TO BE DONE: Count how many lines in the data below contain the string "value". Reply with that number only.

DATASET:
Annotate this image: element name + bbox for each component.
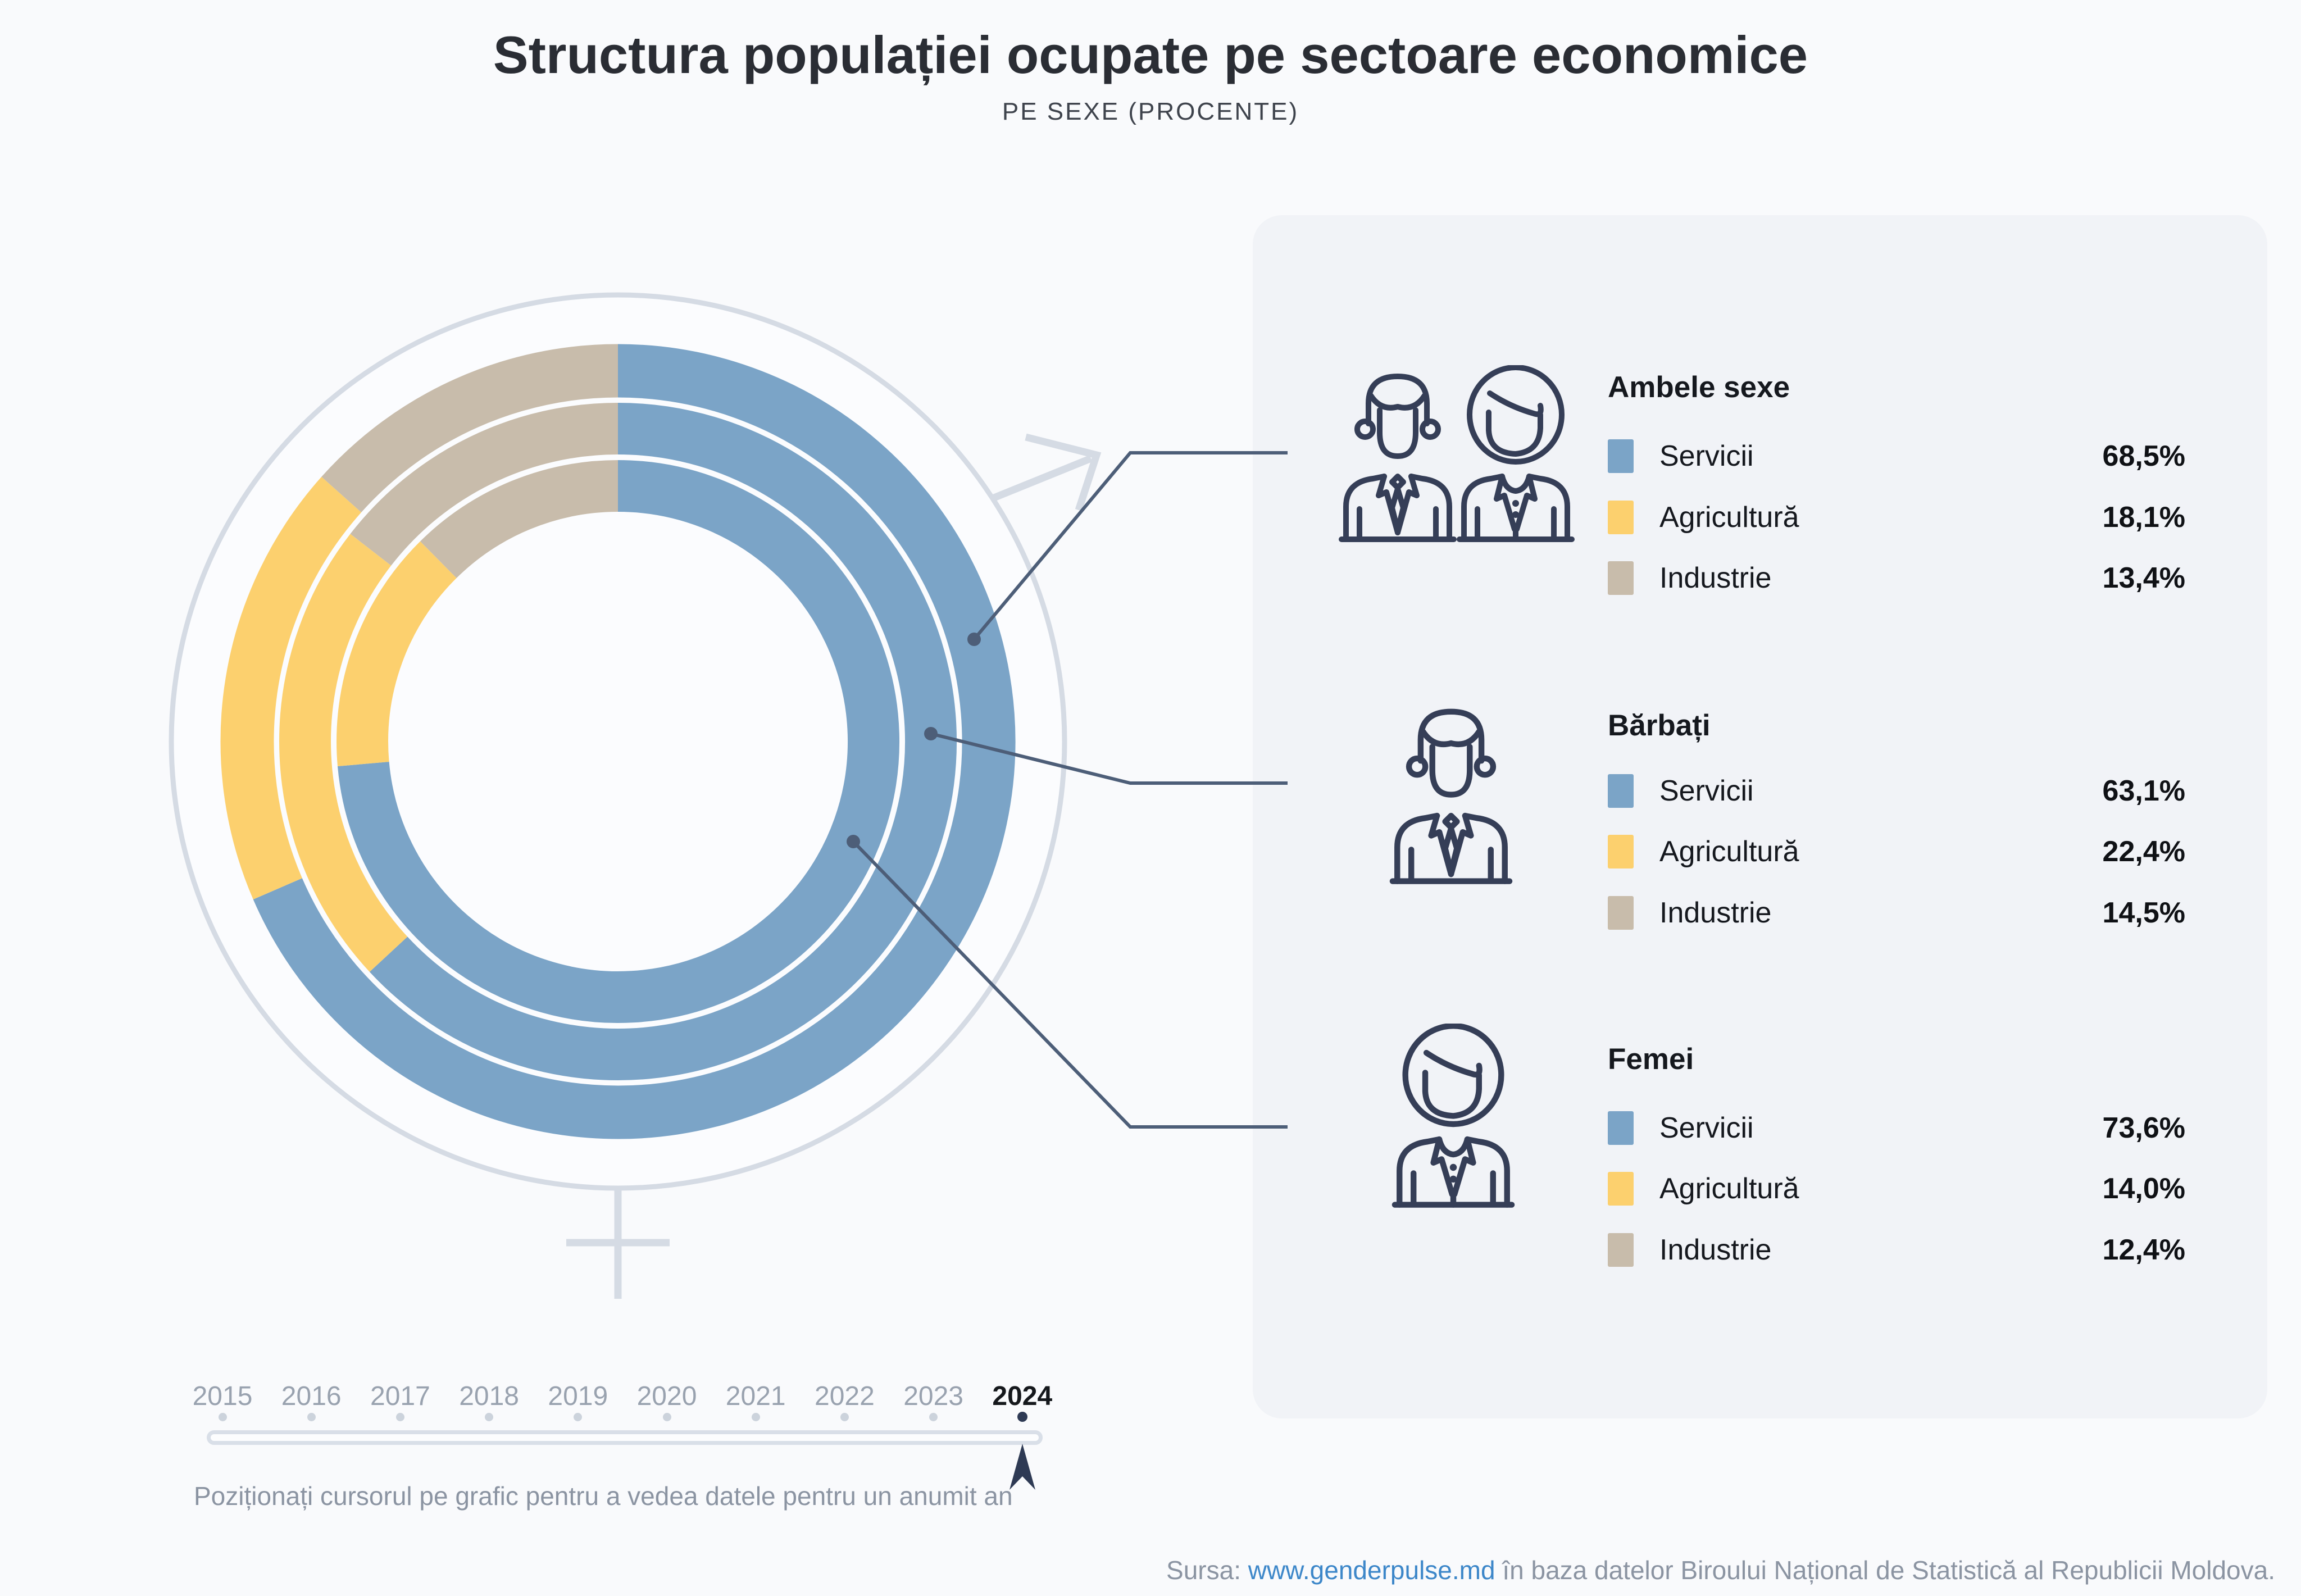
gender-donut-chart[interactable]	[0, 0, 1292, 1596]
source-link[interactable]: www.genderpulse.md	[1248, 1556, 1495, 1585]
slider-hint: Poziționați cursorul pe grafic pentru a …	[194, 1481, 1013, 1511]
year-label-2022[interactable]: 2022	[815, 1381, 875, 1411]
row-value: 14,5%	[2102, 897, 2185, 929]
industrie-swatch	[1608, 896, 1634, 930]
year-dot-2022[interactable]	[840, 1413, 849, 1421]
callout-line-ambele-sexe	[972, 451, 1288, 640]
year-dot-2024[interactable]	[1017, 1412, 1027, 1422]
callout-dot-barbati	[924, 727, 938, 740]
row-label: Agricultură	[1659, 501, 1799, 534]
year-dot-2016[interactable]	[307, 1413, 316, 1421]
man-woman-icon	[1330, 365, 1583, 545]
source-suffix: în baza datelor Biroului Național de Sta…	[1495, 1556, 2275, 1585]
legend-row: Servicii 68,5%	[1608, 438, 2185, 474]
year-dot-2018[interactable]	[485, 1413, 494, 1421]
slider-track[interactable]	[207, 1430, 1043, 1445]
agricultura-swatch	[1608, 1172, 1634, 1206]
year-dot-2021[interactable]	[751, 1413, 760, 1421]
group-title-ambele-sexe: Ambele sexe	[1608, 371, 1790, 404]
callout-dot-ambele-sexe	[967, 633, 981, 646]
industrie-swatch	[1608, 1233, 1634, 1267]
legend-row: Industrie 14,5%	[1608, 895, 2185, 931]
ring-segment-Ambele sexe-Agricultură[interactable]	[220, 476, 362, 899]
agricultura-swatch	[1608, 501, 1634, 534]
ring-segment-Bărbați-Agricultură[interactable]	[279, 534, 408, 972]
donut-rings[interactable]	[220, 344, 1016, 1139]
year-label-2015[interactable]: 2015	[192, 1381, 253, 1411]
row-value: 18,1%	[2102, 501, 2185, 534]
row-value: 73,6%	[2102, 1112, 2185, 1144]
row-label: Agricultură	[1659, 835, 1799, 868]
woman-icon	[1383, 1024, 1524, 1211]
page-title: Structura populației ocupate pe sectoare…	[493, 25, 1808, 84]
row-value: 63,1%	[2102, 775, 2185, 807]
legend-row: Agricultură 14,0%	[1608, 1171, 2185, 1207]
female-cross-icon	[566, 1188, 670, 1299]
page-subtitle: PE SEXE (PROCENTE)	[1002, 98, 1299, 125]
ring-segment-Femei-Industrie[interactable]	[420, 460, 619, 579]
man-icon	[1381, 700, 1521, 887]
year-dot-2020[interactable]	[662, 1413, 671, 1421]
row-label: Industrie	[1659, 897, 1772, 929]
row-label: Industrie	[1659, 1234, 1772, 1266]
year-dot-2017[interactable]	[395, 1413, 404, 1421]
industrie-swatch	[1608, 561, 1634, 595]
legend-row: Industrie 12,4%	[1608, 1232, 2185, 1268]
ring-segment-Femei-Agricultură[interactable]	[336, 541, 457, 767]
year-label-2024[interactable]: 2024	[992, 1381, 1053, 1411]
callout-line-barbati	[930, 732, 1288, 785]
ring-segment-Ambele sexe-Servicii[interactable]	[253, 344, 1016, 1139]
legend-row: Servicii 73,6%	[1608, 1110, 2185, 1146]
group-title-barbati: Bărbați	[1608, 709, 1711, 742]
servicii-swatch	[1608, 1111, 1634, 1145]
year-label-2020[interactable]: 2020	[636, 1381, 697, 1411]
legend-row: Servicii 63,1%	[1608, 773, 2185, 809]
row-value: 14,0%	[2102, 1172, 2185, 1205]
agricultura-swatch	[1608, 835, 1634, 869]
ring-segment-Ambele sexe-Industrie[interactable]	[321, 344, 619, 513]
year-label-2018[interactable]: 2018	[459, 1381, 519, 1411]
slider-cursor-icon[interactable]	[1005, 1442, 1040, 1495]
row-label: Servicii	[1659, 440, 1754, 472]
row-label: Servicii	[1659, 775, 1754, 807]
year-dot-2023[interactable]	[929, 1413, 938, 1421]
ring-segment-Femei-Servicii[interactable]	[337, 460, 899, 1023]
callout-dot-femei	[847, 835, 860, 848]
year-label-2017[interactable]: 2017	[370, 1381, 430, 1411]
legend-row: Agricultură 18,1%	[1608, 499, 2185, 535]
ring-segment-Bărbați-Servicii[interactable]	[369, 403, 957, 1080]
year-label-2023[interactable]: 2023	[903, 1381, 963, 1411]
male-arrowhead-icon	[1025, 433, 1102, 512]
source-line: Sursa: www.genderpulse.md în baza datelo…	[1166, 1555, 2275, 1585]
year-label-2019[interactable]: 2019	[548, 1381, 608, 1411]
row-value: 12,4%	[2102, 1234, 2185, 1266]
row-label: Industrie	[1659, 562, 1772, 594]
year-dot-2019[interactable]	[574, 1413, 583, 1421]
servicii-swatch	[1608, 774, 1634, 808]
legend-row: Industrie 13,4%	[1608, 560, 2185, 596]
year-dot-2015[interactable]	[218, 1413, 227, 1421]
source-prefix: Sursa:	[1166, 1556, 1248, 1585]
row-value: 13,4%	[2102, 562, 2185, 594]
callout-line-femei	[852, 840, 1288, 1129]
year-label-2016[interactable]: 2016	[281, 1381, 342, 1411]
row-label: Servicii	[1659, 1112, 1754, 1144]
row-label: Agricultură	[1659, 1172, 1799, 1205]
year-label-2021[interactable]: 2021	[725, 1381, 786, 1411]
male-arrow-icon	[991, 454, 1093, 502]
servicii-swatch	[1608, 439, 1634, 473]
ring-segment-Bărbați-Industrie[interactable]	[350, 403, 619, 566]
row-value: 22,4%	[2102, 835, 2185, 868]
legend-row: Agricultură 22,4%	[1608, 834, 2185, 870]
row-value: 68,5%	[2102, 440, 2185, 472]
group-title-femei: Femei	[1608, 1043, 1694, 1076]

FULL RESPONSE: 9